▶ [TASK TO COMPLETE] Can you print every record below exactly as written?
* Start PROVIDED ENTRIES *
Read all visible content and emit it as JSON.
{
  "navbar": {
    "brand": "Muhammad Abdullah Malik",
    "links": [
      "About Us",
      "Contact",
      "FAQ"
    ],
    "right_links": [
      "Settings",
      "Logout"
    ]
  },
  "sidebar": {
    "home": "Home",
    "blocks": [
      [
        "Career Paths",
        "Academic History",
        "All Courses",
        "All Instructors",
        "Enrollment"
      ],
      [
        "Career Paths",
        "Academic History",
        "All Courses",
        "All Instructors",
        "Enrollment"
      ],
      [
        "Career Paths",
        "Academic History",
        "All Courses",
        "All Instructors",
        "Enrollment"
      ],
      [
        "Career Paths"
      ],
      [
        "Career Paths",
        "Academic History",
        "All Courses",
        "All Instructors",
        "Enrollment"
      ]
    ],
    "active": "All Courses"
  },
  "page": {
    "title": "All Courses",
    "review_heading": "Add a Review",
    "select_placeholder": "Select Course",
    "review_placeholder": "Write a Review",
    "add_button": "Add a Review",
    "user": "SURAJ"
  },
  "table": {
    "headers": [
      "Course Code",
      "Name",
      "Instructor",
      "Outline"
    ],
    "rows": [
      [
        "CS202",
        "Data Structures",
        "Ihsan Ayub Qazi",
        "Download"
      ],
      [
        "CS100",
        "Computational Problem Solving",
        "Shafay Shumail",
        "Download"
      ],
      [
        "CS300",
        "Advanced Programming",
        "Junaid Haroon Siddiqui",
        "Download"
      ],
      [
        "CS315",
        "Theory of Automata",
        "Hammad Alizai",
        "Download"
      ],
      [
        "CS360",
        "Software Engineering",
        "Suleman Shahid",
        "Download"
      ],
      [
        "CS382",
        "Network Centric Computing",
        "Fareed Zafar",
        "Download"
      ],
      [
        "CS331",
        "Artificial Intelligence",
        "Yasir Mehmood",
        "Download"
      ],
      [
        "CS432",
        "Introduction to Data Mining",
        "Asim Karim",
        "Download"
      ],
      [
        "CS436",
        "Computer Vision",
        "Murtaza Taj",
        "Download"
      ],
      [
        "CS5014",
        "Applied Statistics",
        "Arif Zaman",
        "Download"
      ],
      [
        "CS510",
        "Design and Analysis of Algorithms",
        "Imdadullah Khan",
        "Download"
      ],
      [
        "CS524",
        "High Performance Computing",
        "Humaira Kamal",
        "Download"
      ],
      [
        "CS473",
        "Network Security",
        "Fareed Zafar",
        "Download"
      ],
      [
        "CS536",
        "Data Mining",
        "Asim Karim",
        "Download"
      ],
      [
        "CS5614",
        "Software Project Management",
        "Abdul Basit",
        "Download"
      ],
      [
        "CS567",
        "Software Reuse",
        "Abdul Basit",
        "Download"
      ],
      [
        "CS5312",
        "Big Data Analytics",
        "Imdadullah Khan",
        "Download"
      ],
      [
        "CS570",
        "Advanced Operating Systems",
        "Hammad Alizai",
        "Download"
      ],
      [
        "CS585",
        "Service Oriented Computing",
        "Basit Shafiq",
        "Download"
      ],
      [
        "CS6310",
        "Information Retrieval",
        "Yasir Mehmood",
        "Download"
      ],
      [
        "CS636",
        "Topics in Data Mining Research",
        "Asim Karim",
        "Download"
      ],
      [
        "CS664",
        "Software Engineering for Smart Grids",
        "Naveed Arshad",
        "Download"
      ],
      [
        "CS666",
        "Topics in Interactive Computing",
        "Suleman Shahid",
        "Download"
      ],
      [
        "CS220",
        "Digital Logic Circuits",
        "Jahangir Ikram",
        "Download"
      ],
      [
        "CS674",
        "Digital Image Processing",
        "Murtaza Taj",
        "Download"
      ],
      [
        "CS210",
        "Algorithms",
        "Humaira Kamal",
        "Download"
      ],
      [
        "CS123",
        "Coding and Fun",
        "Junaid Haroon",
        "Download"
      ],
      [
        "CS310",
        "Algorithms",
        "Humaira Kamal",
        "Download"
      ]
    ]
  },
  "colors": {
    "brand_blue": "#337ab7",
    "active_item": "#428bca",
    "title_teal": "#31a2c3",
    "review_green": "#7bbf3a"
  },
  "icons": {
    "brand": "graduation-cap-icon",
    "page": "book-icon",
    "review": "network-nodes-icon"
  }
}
* End PROVIDED ENTRIES *
▶ [FULL ANSWER]
Read all visible content and emit it as JSON.
{
  "navbar": {
    "brand": "Muhammad Abdullah Malik",
    "links": [
      "About Us",
      "Contact",
      "FAQ"
    ],
    "right_links": [
      "Settings",
      "Logout"
    ]
  },
  "sidebar": {
    "home": "Home",
    "blocks": [
      [
        "Career Paths",
        "Academic History",
        "All Courses",
        "All Instructors",
        "Enrollment"
      ],
      [
        "Career Paths",
        "Academic History",
        "All Courses",
        "All Instructors",
        "Enrollment"
      ],
      [
        "Career Paths",
        "Academic History",
        "All Courses",
        "All Instructors",
        "Enrollment"
      ],
      [
        "Career Paths"
      ],
      [
        "Career Paths",
        "Academic History",
        "All Courses",
        "All Instructors",
        "Enrollment"
      ]
    ],
    "active": "All Courses"
  },
  "page": {
    "title": "All Courses",
    "review_heading": "Add a Review",
    "select_placeholder": "Select Course",
    "review_placeholder": "Write a Review",
    "add_button": "Add a Review",
    "user": "SURAJ"
  },
  "table": {
    "headers": [
      "Course Code",
      "Name",
      "Instructor",
      "Outline"
    ],
    "rows": [
      [
        "CS202",
        "Data Structures",
        "Ihsan Ayub Qazi",
        "Download"
      ],
      [
        "CS100",
        "Computational Problem Solving",
        "Shafay Shumail",
        "Download"
      ],
      [
        "CS300",
        "Advanced Programming",
        "Junaid Haroon Siddiqui",
        "Download"
      ],
      [
        "CS315",
        "Theory of Automata",
        "Hammad Alizai",
        "Download"
      ],
      [
        "CS360",
        "Software Engineering",
        "Suleman Shahid",
        "Download"
      ],
      [
        "CS382",
        "Network Centric Computing",
        "Fareed Zafar",
        "Download"
      ],
      [
        "CS331",
        "Artificial Intelligence",
        "Yasir Mehmood",
        "Download"
      ],
      [
        "CS432",
        "Introduction to Data Mining",
        "Asim Karim",
        "Download"
      ],
      [
        "CS436",
        "Computer Vision",
        "Murtaza Taj",
        "Download"
      ],
      [
        "CS5014",
        "Applied Statistics",
        "Arif Zaman",
        "Download"
      ],
      [
        "CS510",
        "Design and Analysis of Algorithms",
        "Imdadullah Khan",
        "Download"
      ],
      [
        "CS524",
        "High Performance Computing",
        "Humaira Kamal",
        "Download"
      ],
      [
        "CS473",
        "Network Security",
        "Fareed Zafar",
        "Download"
      ],
      [
        "CS536",
        "Data Mining",
        "Asim Karim",
        "Download"
      ],
      [
        "CS5614",
        "Software Project Management",
        "Abdul Basit",
        "Download"
      ],
      [
        "CS567",
        "Software Reuse",
        "Abdul Basit",
        "Download"
      ],
      [
        "CS5312",
        "Big Data Analytics",
        "Imdadullah Khan",
        "Download"
      ],
      [
        "CS570",
        "Advanced Operating Systems",
        "Hammad Alizai",
        "Download"
      ],
      [
        "CS585",
        "Service Oriented Computing",
        "Basit Shafiq",
        "Download"
      ],
      [
        "CS6310",
        "Information Retrieval",
        "Yasir Mehmood",
        "Download"
      ],
      [
        "CS636",
        "Topics in Data Mining Research",
        "Asim Karim",
        "Download"
      ],
      [
        "CS664",
        "Software Engineering for Smart Grids",
        "Naveed Arshad",
        "Download"
      ],
      [
        "CS666",
        "Topics in Interactive Computing",
        "Suleman Shahid",
        "Download"
      ],
      [
        "CS220",
        "Digital Logic Circuits",
        "Jahangir Ikram",
        "Download"
      ],
      [
        "CS674",
        "Digital Image Processing",
        "Murtaza Taj",
        "Download"
      ],
      [
        "CS210",
        "Algorithms",
        "Humaira Kamal",
        "Download"
      ],
      [
        "CS123",
        "Coding and Fun",
        "Junaid Haroon",
        "Download"
      ],
      [
        "CS310",
        "Algorithms",
        "Humaira Kamal",
        "Download"
      ]
    ]
  },
  "colors": {
    "brand_blue": "#337ab7",
    "active_item": "#428bca",
    "title_teal": "#31a2c3",
    "review_green": "#7bbf3a"
  },
  "icons": {
    "brand": "graduation-cap-icon",
    "page": "book-icon",
    "review": "network-nodes-icon"
  }
}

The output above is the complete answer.